## BEGIN Provided data

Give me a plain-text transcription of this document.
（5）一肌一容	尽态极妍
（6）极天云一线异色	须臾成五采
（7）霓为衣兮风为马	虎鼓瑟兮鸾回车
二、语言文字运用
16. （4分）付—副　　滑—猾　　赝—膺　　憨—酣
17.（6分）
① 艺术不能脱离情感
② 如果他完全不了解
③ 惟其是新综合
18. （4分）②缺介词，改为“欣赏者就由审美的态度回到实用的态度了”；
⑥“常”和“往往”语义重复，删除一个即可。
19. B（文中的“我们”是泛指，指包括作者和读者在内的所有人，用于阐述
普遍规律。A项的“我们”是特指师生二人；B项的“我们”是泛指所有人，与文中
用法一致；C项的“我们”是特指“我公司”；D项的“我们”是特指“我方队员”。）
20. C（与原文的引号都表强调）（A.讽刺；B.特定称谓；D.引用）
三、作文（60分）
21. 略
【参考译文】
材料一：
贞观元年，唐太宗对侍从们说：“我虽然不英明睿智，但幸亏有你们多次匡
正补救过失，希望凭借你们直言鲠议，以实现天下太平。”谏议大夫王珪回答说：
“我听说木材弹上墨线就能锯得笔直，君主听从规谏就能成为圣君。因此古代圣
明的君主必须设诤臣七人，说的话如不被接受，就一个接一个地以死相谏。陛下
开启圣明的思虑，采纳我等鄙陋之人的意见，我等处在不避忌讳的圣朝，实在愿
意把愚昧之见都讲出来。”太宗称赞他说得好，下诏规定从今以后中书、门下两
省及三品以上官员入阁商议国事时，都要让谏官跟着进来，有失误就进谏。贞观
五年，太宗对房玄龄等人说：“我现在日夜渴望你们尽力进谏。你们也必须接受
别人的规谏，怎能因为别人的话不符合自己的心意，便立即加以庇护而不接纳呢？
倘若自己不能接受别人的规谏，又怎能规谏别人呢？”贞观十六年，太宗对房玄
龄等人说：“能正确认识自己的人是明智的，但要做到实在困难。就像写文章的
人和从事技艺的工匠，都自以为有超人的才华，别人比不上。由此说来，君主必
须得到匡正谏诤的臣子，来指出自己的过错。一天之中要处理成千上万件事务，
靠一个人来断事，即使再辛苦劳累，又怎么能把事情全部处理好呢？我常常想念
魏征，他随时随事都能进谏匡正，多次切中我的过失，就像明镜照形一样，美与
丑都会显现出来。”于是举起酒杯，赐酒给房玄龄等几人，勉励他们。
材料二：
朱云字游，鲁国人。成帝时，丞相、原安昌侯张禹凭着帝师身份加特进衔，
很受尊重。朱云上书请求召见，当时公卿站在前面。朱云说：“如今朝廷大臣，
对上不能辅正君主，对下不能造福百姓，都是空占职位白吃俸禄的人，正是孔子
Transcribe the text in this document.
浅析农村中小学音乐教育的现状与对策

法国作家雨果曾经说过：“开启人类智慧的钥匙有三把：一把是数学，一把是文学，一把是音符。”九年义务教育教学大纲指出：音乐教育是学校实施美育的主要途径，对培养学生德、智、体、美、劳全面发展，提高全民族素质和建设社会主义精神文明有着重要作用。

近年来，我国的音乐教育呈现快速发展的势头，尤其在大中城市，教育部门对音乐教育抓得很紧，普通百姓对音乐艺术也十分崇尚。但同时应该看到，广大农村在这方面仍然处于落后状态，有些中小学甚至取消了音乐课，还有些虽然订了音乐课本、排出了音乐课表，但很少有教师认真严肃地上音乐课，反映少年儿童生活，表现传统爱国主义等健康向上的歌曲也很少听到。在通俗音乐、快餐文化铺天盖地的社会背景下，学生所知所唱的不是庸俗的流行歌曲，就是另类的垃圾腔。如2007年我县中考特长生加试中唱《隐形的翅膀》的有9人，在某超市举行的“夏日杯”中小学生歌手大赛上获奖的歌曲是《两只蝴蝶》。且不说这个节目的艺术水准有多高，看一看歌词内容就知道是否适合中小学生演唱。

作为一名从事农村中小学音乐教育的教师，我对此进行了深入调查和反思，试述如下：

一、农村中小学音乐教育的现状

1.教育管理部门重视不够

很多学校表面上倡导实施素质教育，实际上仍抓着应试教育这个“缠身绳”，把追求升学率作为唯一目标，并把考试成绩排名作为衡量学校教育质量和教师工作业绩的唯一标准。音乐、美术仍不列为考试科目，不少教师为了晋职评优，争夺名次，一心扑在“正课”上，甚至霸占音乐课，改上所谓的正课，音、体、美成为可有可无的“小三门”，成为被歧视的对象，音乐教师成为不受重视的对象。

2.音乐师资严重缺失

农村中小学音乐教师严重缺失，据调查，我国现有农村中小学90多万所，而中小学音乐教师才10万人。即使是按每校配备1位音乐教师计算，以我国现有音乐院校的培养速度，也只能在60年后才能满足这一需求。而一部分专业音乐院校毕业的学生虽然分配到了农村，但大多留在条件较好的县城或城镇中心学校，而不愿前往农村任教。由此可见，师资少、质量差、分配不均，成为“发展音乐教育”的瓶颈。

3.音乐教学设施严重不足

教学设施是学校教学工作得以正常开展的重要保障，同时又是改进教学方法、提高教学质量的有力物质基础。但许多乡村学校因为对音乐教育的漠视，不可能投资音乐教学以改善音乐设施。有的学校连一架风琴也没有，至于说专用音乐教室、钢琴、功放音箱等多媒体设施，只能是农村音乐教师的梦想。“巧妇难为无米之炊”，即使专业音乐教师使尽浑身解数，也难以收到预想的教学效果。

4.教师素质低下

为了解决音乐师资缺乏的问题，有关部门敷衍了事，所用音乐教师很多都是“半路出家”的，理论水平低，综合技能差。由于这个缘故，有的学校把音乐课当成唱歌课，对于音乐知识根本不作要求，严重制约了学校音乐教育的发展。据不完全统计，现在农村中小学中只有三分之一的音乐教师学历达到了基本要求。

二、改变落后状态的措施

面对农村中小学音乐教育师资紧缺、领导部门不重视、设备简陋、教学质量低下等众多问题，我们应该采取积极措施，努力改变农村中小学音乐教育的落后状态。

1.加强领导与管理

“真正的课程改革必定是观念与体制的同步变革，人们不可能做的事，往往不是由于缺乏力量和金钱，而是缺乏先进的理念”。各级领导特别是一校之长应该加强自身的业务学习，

## END Provided data

> _Aim of the task_
Find the line that contains "Transcribe the text in this document.". Repeat it and every line after it, exactly as written, up to and including the last line of the records above.

> _Complete response_
Transcribe the text in this document.
浅析农村中小学音乐教育的现状与对策

法国作家雨果曾经说过：“开启人类智慧的钥匙有三把：一把是数学，一把是文学，一把是音符。”九年义务教育教学大纲指出：音乐教育是学校实施美育的主要途径，对培养学生德、智、体、美、劳全面发展，提高全民族素质和建设社会主义精神文明有着重要作用。

近年来，我国的音乐教育呈现快速发展的势头，尤其在大中城市，教育部门对音乐教育抓得很紧，普通百姓对音乐艺术也十分崇尚。但同时应该看到，广大农村在这方面仍然处于落后状态，有些中小学甚至取消了音乐课，还有些虽然订了音乐课本、排出了音乐课表，但很少有教师认真严肃地上音乐课，反映少年儿童生活，表现传统爱国主义等健康向上的歌曲也很少听到。在通俗音乐、快餐文化铺天盖地的社会背景下，学生所知所唱的不是庸俗的流行歌曲，就是另类的垃圾腔。如2007年我县中考特长生加试中唱《隐形的翅膀》的有9人，在某超市举行的“夏日杯”中小学生歌手大赛上获奖的歌曲是《两只蝴蝶》。且不说这个节目的艺术水准有多高，看一看歌词内容就知道是否适合中小学生演唱。

作为一名从事农村中小学音乐教育的教师，我对此进行了深入调查和反思，试述如下：

一、农村中小学音乐教育的现状

1.教育管理部门重视不够

很多学校表面上倡导实施素质教育，实际上仍抓着应试教育这个“缠身绳”，把追求升学率作为唯一目标，并把考试成绩排名作为衡量学校教育质量和教师工作业绩的唯一标准。音乐、美术仍不列为考试科目，不少教师为了晋职评优，争夺名次，一心扑在“正课”上，甚至霸占音乐课，改上所谓的正课，音、体、美成为可有可无的“小三门”，成为被歧视的对象，音乐教师成为不受重视的对象。

2.音乐师资严重缺失

农村中小学音乐教师严重缺失，据调查，我国现有农村中小学90多万所，而中小学音乐教师才10万人。即使是按每校配备1位音乐教师计算，以我国现有音乐院校的培养速度，也只能在60年后才能满足这一需求。而一部分专业音乐院校毕业的学生虽然分配到了农村，但大多留在条件较好的县城或城镇中心学校，而不愿前往农村任教。由此可见，师资少、质量差、分配不均，成为“发展音乐教育”的瓶颈。

3.音乐教学设施严重不足

教学设施是学校教学工作得以正常开展的重要保障，同时又是改进教学方法、提高教学质量的有力物质基础。但许多乡村学校因为对音乐教育的漠视，不可能投资音乐教学以改善音乐设施。有的学校连一架风琴也没有，至于说专用音乐教室、钢琴、功放音箱等多媒体设施，只能是农村音乐教师的梦想。“巧妇难为无米之炊”，即使专业音乐教师使尽浑身解数，也难以收到预想的教学效果。

4.教师素质低下

为了解决音乐师资缺乏的问题，有关部门敷衍了事，所用音乐教师很多都是“半路出家”的，理论水平低，综合技能差。由于这个缘故，有的学校把音乐课当成唱歌课，对于音乐知识根本不作要求，严重制约了学校音乐教育的发展。据不完全统计，现在农村中小学中只有三分之一的音乐教师学历达到了基本要求。

二、改变落后状态的措施

面对农村中小学音乐教育师资紧缺、领导部门不重视、设备简陋、教学质量低下等众多问题，我们应该采取积极措施，努力改变农村中小学音乐教育的落后状态。

1.加强领导与管理

“真正的课程改革必定是观念与体制的同步变革，人们不可能做的事，往往不是由于缺乏力量和金钱，而是缺乏先进的理念”。各级领导特别是一校之长应该加强自身的业务学习，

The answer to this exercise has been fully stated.